== Short problem ==
Write out all the data again, exactly as it stands.

----- Information shown -----

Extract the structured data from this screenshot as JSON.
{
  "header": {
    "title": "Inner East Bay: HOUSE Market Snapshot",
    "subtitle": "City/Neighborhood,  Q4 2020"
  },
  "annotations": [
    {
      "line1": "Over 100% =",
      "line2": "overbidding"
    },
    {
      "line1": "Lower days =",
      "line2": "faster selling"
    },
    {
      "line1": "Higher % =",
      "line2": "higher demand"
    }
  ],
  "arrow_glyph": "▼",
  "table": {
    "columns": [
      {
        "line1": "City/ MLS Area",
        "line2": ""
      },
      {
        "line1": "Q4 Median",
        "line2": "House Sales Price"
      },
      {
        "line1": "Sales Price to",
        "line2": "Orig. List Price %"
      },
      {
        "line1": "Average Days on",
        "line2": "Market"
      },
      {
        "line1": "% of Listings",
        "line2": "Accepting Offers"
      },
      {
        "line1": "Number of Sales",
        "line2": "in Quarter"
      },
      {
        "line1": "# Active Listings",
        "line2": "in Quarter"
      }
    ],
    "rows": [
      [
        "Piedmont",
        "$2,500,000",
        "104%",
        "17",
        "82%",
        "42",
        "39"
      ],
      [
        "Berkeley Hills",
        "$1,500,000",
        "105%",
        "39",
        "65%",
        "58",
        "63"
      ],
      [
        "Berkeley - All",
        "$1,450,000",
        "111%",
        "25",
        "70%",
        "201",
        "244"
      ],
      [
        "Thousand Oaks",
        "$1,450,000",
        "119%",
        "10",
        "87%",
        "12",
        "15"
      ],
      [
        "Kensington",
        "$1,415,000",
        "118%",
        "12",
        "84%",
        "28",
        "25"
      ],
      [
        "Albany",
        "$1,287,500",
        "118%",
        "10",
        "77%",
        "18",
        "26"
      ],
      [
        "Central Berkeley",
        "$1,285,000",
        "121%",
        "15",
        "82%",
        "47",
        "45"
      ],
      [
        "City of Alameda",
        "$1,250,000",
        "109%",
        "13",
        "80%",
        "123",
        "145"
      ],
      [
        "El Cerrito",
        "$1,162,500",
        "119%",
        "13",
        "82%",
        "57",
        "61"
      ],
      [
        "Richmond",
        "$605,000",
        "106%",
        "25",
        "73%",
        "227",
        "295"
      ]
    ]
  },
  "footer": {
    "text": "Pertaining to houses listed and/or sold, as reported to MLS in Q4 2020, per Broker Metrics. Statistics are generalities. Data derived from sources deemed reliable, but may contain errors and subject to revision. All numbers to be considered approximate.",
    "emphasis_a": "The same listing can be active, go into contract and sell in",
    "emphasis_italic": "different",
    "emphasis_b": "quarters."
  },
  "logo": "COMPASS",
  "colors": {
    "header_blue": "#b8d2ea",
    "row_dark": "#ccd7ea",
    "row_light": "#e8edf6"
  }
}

-----

== Solution to the problem ==
Extract the structured data from this screenshot as JSON.
{
  "header": {
    "title": "Inner East Bay: HOUSE Market Snapshot",
    "subtitle": "City/Neighborhood,  Q4 2020"
  },
  "annotations": [
    {
      "line1": "Over 100% =",
      "line2": "overbidding"
    },
    {
      "line1": "Lower days =",
      "line2": "faster selling"
    },
    {
      "line1": "Higher % =",
      "line2": "higher demand"
    }
  ],
  "arrow_glyph": "▼",
  "table": {
    "columns": [
      {
        "line1": "City/ MLS Area",
        "line2": ""
      },
      {
        "line1": "Q4 Median",
        "line2": "House Sales Price"
      },
      {
        "line1": "Sales Price to",
        "line2": "Orig. List Price %"
      },
      {
        "line1": "Average Days on",
        "line2": "Market"
      },
      {
        "line1": "% of Listings",
        "line2": "Accepting Offers"
      },
      {
        "line1": "Number of Sales",
        "line2": "in Quarter"
      },
      {
        "line1": "# Active Listings",
        "line2": "in Quarter"
      }
    ],
    "rows": [
      [
        "Piedmont",
        "$2,500,000",
        "104%",
        "17",
        "82%",
        "42",
        "39"
      ],
      [
        "Berkeley Hills",
        "$1,500,000",
        "105%",
        "39",
        "65%",
        "58",
        "63"
      ],
      [
        "Berkeley - All",
        "$1,450,000",
        "111%",
        "25",
        "70%",
        "201",
        "244"
      ],
      [
        "Thousand Oaks",
        "$1,450,000",
        "119%",
        "10",
        "87%",
        "12",
        "15"
      ],
      [
        "Kensington",
        "$1,415,000",
        "118%",
        "12",
        "84%",
        "28",
        "25"
      ],
      [
        "Albany",
        "$1,287,500",
        "118%",
        "10",
        "77%",
        "18",
        "26"
      ],
      [
        "Central Berkeley",
        "$1,285,000",
        "121%",
        "15",
        "82%",
        "47",
        "45"
      ],
      [
        "City of Alameda",
        "$1,250,000",
        "109%",
        "13",
        "80%",
        "123",
        "145"
      ],
      [
        "El Cerrito",
        "$1,162,500",
        "119%",
        "13",
        "82%",
        "57",
        "61"
      ],
      [
        "Richmond",
        "$605,000",
        "106%",
        "25",
        "73%",
        "227",
        "295"
      ]
    ]
  },
  "footer": {
    "text": "Pertaining to houses listed and/or sold, as reported to MLS in Q4 2020, per Broker Metrics. Statistics are generalities. Data derived from sources deemed reliable, but may contain errors and subject to revision. All numbers to be considered approximate.",
    "emphasis_a": "The same listing can be active, go into contract and sell in",
    "emphasis_italic": "different",
    "emphasis_b": "quarters."
  },
  "logo": "COMPASS",
  "colors": {
    "header_blue": "#b8d2ea",
    "row_dark": "#ccd7ea",
    "row_light": "#e8edf6"
  }
}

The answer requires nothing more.